TEXT PASSAGE:
100%+ used memory

This support forum board is for support questions relating to Nagios XI, our flagship commercial network monitoring solution.
altsysrq
Posts: 17
Joined: Thu Feb 26, 2015 12:35 pm

100%+ used memory

Post by altsysrq »

I am using custom_check_mem to get memory usage of our systems. We use the "-n" switch, which is supposed to not include cached memory in the total used. This is documented here:
https://support.nagios.com/kb/article/m ... s-774.html
If you do not want the cached memory to be part of the thresholds calculations the -n argument is used:
Unfortunately, this does not seem to be the case. Even the example that is given in the above document seems to include cached memory. In our situation, we end up with cached being added to total memory used and often exceed 100% of memory used. For example:

Code: Select all

root@pxe1:~# /usr/lib/nagios/plugins/custom_check_mem -w 20 -c 10 -n
 OK - 6875 / 3951 MB (174%) Free Memory, Used: 335 MB, Shared: 40 MB, Buffers: 3027 MB, Cached: 3259 MB | total=3951MB free=6875MB used=335MB shared=40 buffers=3027MB cached=3259MB

root@pxe1:~# /usr/lib/nagios/plugins/custom_check_mem -w 20 -c 10
 OK - 3617 / 3951 MB (91%) Free Memory, Used: 334 MB, Shared: 40 MB, Buffers: 3027 MB, Cached: 3259 MB | total=3951MB free=3617MB used=334MB shared=40 buffers=3027MB cached=3259MB
This seems to be a more recent issue as originally we were including -n to avoid cached memory usage from causing low memory errors from occurring. Am I mistakenly using this setting? Is it possible a Linux update may cause the memory to be calculated differently? Any other explanations are appreciated.

SET OF TASKS:
**a)** Which plugin does the poster in the forum thread use to get the memory usage of their systems?
**b)** Take the part of the forum thread that opens with the words containing "Code: Select all" and closes with "explanations are appreciated.", and write it out again with "Free Memory" switched to "Available Memory".

Element location data

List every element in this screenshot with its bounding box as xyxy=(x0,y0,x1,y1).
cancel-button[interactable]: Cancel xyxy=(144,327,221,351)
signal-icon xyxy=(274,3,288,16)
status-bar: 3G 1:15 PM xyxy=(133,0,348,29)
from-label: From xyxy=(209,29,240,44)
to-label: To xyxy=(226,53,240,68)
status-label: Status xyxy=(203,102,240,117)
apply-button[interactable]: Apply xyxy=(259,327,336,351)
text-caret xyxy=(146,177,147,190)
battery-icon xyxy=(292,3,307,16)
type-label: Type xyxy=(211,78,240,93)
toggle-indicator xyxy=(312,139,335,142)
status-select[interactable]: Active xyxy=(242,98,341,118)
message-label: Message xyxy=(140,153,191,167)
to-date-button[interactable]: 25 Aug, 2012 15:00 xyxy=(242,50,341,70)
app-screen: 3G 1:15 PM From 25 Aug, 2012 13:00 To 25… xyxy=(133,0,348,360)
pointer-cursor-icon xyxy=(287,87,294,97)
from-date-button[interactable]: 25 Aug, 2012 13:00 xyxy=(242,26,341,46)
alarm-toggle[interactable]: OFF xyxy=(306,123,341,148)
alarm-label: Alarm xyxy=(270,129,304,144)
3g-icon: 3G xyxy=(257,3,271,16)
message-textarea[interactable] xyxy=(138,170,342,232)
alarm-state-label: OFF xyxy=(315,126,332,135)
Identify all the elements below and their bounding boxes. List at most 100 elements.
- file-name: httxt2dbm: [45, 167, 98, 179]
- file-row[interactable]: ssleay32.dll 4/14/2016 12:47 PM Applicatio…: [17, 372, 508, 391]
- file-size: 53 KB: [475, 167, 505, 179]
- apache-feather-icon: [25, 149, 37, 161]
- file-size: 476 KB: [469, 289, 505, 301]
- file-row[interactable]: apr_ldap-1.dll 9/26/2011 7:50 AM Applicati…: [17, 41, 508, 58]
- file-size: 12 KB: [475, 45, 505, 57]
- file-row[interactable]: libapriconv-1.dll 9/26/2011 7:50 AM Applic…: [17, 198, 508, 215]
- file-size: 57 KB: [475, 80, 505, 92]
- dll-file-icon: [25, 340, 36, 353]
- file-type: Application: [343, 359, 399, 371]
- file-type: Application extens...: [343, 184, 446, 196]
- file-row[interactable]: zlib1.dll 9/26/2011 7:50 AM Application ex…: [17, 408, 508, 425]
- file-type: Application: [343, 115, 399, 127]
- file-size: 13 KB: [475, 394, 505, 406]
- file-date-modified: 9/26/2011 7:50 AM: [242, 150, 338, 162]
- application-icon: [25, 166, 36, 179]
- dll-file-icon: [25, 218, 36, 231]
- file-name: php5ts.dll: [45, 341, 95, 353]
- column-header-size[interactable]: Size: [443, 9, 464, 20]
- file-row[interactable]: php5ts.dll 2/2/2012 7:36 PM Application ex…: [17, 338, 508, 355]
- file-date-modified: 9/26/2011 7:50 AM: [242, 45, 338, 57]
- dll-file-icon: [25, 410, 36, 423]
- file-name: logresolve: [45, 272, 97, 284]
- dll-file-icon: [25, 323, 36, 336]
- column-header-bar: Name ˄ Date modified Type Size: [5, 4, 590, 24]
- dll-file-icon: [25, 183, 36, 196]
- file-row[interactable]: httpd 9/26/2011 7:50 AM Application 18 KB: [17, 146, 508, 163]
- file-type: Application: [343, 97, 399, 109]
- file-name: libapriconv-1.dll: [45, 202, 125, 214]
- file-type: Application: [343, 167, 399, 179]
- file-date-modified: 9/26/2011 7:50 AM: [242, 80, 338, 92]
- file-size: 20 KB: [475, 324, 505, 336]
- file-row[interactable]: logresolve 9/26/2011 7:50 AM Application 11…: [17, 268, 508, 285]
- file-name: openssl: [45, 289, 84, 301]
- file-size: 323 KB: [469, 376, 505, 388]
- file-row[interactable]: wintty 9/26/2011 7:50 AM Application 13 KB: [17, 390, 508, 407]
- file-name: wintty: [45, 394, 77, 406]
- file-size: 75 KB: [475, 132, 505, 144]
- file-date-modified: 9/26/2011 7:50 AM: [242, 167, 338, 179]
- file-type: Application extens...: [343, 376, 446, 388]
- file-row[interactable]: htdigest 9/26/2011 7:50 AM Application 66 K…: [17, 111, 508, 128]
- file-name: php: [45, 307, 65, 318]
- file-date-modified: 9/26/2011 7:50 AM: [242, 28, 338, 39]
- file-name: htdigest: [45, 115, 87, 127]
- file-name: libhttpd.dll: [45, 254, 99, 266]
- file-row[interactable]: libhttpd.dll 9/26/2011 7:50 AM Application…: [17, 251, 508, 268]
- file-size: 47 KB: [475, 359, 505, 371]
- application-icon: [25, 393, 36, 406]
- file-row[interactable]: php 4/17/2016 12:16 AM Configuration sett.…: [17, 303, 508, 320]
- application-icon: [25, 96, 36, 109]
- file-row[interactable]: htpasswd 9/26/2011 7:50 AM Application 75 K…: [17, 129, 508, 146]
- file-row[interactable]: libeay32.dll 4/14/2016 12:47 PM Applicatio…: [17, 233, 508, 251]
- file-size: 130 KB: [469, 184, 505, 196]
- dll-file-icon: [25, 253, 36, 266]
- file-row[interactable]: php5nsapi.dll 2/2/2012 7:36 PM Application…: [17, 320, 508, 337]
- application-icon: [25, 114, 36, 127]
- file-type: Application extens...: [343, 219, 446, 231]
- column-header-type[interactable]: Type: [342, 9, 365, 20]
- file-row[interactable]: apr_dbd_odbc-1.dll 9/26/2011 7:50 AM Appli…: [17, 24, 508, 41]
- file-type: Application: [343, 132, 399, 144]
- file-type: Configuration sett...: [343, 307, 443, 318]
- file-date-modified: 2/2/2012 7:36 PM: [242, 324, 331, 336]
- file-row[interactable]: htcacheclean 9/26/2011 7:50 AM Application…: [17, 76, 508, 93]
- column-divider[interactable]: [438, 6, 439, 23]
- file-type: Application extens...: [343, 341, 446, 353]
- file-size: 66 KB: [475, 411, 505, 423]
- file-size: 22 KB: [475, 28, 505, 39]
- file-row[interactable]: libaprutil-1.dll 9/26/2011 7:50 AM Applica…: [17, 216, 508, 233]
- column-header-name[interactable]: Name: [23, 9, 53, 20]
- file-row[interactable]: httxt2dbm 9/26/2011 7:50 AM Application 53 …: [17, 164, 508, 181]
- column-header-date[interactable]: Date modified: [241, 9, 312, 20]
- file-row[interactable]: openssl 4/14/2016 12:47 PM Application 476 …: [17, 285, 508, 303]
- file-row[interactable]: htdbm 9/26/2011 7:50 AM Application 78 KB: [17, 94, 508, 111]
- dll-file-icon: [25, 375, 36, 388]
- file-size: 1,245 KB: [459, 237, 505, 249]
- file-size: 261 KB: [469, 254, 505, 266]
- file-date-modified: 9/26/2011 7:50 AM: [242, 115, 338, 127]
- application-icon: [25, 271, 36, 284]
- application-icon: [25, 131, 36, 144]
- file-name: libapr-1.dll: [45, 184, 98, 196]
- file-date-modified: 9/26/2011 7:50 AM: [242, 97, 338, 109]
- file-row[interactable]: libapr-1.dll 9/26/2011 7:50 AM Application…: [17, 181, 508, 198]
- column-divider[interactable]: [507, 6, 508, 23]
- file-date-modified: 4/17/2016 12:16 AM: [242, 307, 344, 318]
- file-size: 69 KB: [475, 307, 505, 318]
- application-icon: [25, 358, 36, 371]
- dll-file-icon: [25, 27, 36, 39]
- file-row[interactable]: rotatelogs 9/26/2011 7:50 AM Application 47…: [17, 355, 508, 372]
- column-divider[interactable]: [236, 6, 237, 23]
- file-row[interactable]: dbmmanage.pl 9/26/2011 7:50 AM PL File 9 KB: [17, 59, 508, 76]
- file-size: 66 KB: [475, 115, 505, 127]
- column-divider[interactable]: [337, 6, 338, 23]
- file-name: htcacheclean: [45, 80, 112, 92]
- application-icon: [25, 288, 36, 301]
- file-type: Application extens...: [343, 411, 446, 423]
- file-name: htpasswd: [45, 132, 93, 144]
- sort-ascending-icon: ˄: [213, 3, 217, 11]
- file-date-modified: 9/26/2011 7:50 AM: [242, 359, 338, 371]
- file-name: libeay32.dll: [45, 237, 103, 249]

SOLUTIONS IN ORDER:
**a)** The poster uses custom_check_mem.

**b)**
Code: Select all

root@pxe1:~# /usr/lib/nagios/plugins/custom_check_mem -w 20 -c 10 -n
 OK - 6875 / 3951 MB (174%) Available Memory, Used: 335 MB, Shared: 40 MB, Buffers: 3027 MB, Cached: 3259 MB | total=3951MB free=6875MB used=335MB shared=40 buffers=3027MB cached=3259MB

root@pxe1:~# /usr/lib/nagios/plugins/custom_check_mem -w 20 -c 10
 OK - 3617 / 3951 MB (91%) Available Memory, Used: 334 MB, Shared: 40 MB, Buffers: 3027 MB, Cached: 3259 MB | total=3951MB free=3617MB used=334MB shared=40 buffers=3027MB cached=3259MB
This seems to be a more recent issue as originally we were including -n to avoid cached memory usage from causing low memory errors from occurring. Am I mistakenly using this setting? Is it possible a Linux update may cause the memory to be calculated differently? Any other explanations are appreciated.